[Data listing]
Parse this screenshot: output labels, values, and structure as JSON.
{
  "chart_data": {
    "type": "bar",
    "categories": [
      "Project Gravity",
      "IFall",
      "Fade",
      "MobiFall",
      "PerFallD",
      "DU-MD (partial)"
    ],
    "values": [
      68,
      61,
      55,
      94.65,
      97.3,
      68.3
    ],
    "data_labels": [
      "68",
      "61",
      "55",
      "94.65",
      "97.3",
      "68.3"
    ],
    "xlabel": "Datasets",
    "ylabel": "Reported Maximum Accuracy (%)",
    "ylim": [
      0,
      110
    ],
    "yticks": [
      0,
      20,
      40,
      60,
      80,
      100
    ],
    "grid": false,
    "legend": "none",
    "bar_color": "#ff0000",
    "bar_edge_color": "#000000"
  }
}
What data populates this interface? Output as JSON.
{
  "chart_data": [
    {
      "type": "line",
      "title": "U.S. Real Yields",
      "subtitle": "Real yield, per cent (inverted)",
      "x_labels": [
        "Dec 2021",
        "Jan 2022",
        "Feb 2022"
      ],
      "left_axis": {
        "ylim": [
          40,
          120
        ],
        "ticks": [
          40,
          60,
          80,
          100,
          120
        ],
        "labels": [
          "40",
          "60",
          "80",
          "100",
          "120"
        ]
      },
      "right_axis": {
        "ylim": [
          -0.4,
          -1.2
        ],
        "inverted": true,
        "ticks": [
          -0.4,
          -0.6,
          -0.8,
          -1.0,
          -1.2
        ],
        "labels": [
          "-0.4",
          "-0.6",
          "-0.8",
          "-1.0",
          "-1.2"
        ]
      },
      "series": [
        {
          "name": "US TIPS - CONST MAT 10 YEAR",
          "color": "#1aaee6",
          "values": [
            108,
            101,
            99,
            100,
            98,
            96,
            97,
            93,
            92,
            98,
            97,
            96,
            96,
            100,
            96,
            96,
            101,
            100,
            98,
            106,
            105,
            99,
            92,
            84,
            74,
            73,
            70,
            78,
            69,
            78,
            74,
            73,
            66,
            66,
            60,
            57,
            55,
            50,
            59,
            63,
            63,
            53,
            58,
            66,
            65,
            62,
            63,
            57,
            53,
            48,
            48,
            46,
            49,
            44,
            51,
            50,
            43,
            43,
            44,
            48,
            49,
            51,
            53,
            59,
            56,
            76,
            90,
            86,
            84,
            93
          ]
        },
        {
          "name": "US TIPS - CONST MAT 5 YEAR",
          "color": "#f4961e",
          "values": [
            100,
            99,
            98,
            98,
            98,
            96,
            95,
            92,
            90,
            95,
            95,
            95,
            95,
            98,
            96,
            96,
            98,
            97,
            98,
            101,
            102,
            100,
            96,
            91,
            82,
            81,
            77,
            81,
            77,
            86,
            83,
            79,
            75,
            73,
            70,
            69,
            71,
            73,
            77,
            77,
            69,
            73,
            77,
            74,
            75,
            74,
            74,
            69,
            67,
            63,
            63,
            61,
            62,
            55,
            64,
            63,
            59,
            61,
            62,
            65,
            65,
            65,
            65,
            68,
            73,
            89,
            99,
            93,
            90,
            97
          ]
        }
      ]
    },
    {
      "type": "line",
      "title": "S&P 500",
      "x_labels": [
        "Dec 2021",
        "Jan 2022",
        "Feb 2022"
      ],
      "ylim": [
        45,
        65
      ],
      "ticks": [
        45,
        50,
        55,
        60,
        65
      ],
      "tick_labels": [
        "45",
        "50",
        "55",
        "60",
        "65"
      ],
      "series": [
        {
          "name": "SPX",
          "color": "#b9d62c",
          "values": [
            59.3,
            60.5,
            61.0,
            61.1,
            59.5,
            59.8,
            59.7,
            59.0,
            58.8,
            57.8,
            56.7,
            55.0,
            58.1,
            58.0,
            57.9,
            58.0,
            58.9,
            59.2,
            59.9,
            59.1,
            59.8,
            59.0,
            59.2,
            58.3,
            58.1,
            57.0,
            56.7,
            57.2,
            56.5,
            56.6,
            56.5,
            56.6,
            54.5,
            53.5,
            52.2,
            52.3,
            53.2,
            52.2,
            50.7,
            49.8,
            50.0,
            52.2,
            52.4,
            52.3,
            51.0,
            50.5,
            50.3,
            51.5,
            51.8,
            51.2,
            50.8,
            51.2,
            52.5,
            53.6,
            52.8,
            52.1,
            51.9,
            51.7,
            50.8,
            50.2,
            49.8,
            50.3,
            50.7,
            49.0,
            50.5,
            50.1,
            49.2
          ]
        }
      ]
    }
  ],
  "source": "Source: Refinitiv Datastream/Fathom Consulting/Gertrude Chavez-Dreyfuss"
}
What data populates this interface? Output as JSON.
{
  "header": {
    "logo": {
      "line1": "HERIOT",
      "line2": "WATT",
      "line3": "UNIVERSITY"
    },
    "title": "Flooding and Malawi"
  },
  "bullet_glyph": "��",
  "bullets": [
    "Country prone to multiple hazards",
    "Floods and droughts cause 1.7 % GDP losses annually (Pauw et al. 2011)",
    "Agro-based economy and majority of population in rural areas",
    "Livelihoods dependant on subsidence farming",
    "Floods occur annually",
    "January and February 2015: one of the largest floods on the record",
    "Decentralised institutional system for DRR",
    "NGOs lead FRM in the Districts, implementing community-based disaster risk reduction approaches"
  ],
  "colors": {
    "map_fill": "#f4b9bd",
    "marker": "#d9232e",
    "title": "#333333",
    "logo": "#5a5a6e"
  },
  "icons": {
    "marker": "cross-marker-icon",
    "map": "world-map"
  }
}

- Aim of the task
Your task is to extract all of the records exactly.

- The answer
Parse this screenshot: output labels, values, and structure as JSON.
{
  "chart_data": {
    "type": "bar",
    "categories": [
      "Project Gravity",
      "IFall",
      "Fade",
      "MobiFall",
      "PerFallD",
      "DU-MD (partial)"
    ],
    "values": [
      68,
      61,
      55,
      94.65,
      97.3,
      68.3
    ],
    "data_labels": [
      "68",
      "61",
      "55",
      "94.65",
      "97.3",
      "68.3"
    ],
    "xlabel": "Datasets",
    "ylabel": "Reported Maximum Accuracy (%)",
    "ylim": [
      0,
      110
    ],
    "yticks": [
      0,
      20,
      40,
      60,
      80,
      100
    ],
    "grid": false,
    "legend": "none",
    "bar_color": "#ff0000",
    "bar_edge_color": "#000000"
  }
}
What data populates this interface? Output as JSON.
{
  "chart_data": [
    {
      "type": "line",
      "title": "U.S. Real Yields",
      "subtitle": "Real yield, per cent (inverted)",
      "x_labels": [
        "Dec 2021",
        "Jan 2022",
        "Feb 2022"
      ],
      "left_axis": {
        "ylim": [
          40,
          120
        ],
        "ticks": [
          40,
          60,
          80,
          100,
          120
        ],
        "labels": [
          "40",
          "60",
          "80",
          "100",
          "120"
        ]
      },
      "right_axis": {
        "ylim": [
          -0.4,
          -1.2
        ],
        "inverted": true,
        "ticks": [
          -0.4,
          -0.6,
          -0.8,
          -1.0,
          -1.2
        ],
        "labels": [
          "-0.4",
          "-0.6",
          "-0.8",
          "-1.0",
          "-1.2"
        ]
      },
      "series": [
        {
          "name": "US TIPS - CONST MAT 10 YEAR",
          "color": "#1aaee6",
          "values": [
            108,
            101,
            99,
            100,
            98,
            96,
            97,
            93,
            92,
            98,
            97,
            96,
            96,
            100,
            96,
            96,
            101,
            100,
            98,
            106,
            105,
            99,
            92,
            84,
            74,
            73,
            70,
            78,
            69,
            78,
            74,
            73,
            66,
            66,
            60,
            57,
            55,
            50,
            59,
            63,
            63,
            53,
            58,
            66,
            65,
            62,
            63,
            57,
            53,
            48,
            48,
            46,
            49,
            44,
            51,
            50,
            43,
            43,
            44,
            48,
            49,
            51,
            53,
            59,
            56,
            76,
            90,
            86,
            84,
            93
          ]
        },
        {
          "name": "US TIPS - CONST MAT 5 YEAR",
          "color": "#f4961e",
          "values": [
            100,
            99,
            98,
            98,
            98,
            96,
            95,
            92,
            90,
            95,
            95,
            95,
            95,
            98,
            96,
            96,
            98,
            97,
            98,
            101,
            102,
            100,
            96,
            91,
            82,
            81,
            77,
            81,
            77,
            86,
            83,
            79,
            75,
            73,
            70,
            69,
            71,
            73,
            77,
            77,
            69,
            73,
            77,
            74,
            75,
            74,
            74,
            69,
            67,
            63,
            63,
            61,
            62,
            55,
            64,
            63,
            59,
            61,
            62,
            65,
            65,
            65,
            65,
            68,
            73,
            89,
            99,
            93,
            90,
            97
          ]
        }
      ]
    },
    {
      "type": "line",
      "title": "S&P 500",
      "x_labels": [
        "Dec 2021",
        "Jan 2022",
        "Feb 2022"
      ],
      "ylim": [
        45,
        65
      ],
      "ticks": [
        45,
        50,
        55,
        60,
        65
      ],
      "tick_labels": [
        "45",
        "50",
        "55",
        "60",
        "65"
      ],
      "series": [
        {
          "name": "SPX",
          "color": "#b9d62c",
          "values": [
            59.3,
            60.5,
            61.0,
            61.1,
            59.5,
            59.8,
            59.7,
            59.0,
            58.8,
            57.8,
            56.7,
            55.0,
            58.1,
            58.0,
            57.9,
            58.0,
            58.9,
            59.2,
            59.9,
            59.1,
            59.8,
            59.0,
            59.2,
            58.3,
            58.1,
            57.0,
            56.7,
            57.2,
            56.5,
            56.6,
            56.5,
            56.6,
            54.5,
            53.5,
            52.2,
            52.3,
            53.2,
            52.2,
            50.7,
            49.8,
            50.0,
            52.2,
            52.4,
            52.3,
            51.0,
            50.5,
            50.3,
            51.5,
            51.8,
            51.2,
            50.8,
            51.2,
            52.5,
            53.6,
            52.8,
            52.1,
            51.9,
            51.7,
            50.8,
            50.2,
            49.8,
            50.3,
            50.7,
            49.0,
            50.5,
            50.1,
            49.2
          ]
        }
      ]
    }
  ],
  "source": "Source: Refinitiv Datastream/Fathom Consulting/Gertrude Chavez-Dreyfuss"
}
What data populates this interface? Output as JSON.
{
  "header": {
    "logo": {
      "line1": "HERIOT",
      "line2": "WATT",
      "line3": "UNIVERSITY"
    },
    "title": "Flooding and Malawi"
  },
  "bullet_glyph": "��",
  "bullets": [
    "Country prone to multiple hazards",
    "Floods and droughts cause 1.7 % GDP losses annually (Pauw et al. 2011)",
    "Agro-based economy and majority of population in rural areas",
    "Livelihoods dependant on subsidence farming",
    "Floods occur annually",
    "January and February 2015: one of the largest floods on the record",
    "Decentralised institutional system for DRR",
    "NGOs lead FRM in the Districts, implementing community-based disaster risk reduction approaches"
  ],
  "colors": {
    "map_fill": "#f4b9bd",
    "marker": "#d9232e",
    "title": "#333333",
    "logo": "#5a5a6e"
  },
  "icons": {
    "marker": "cross-marker-icon",
    "map": "world-map"
  }
}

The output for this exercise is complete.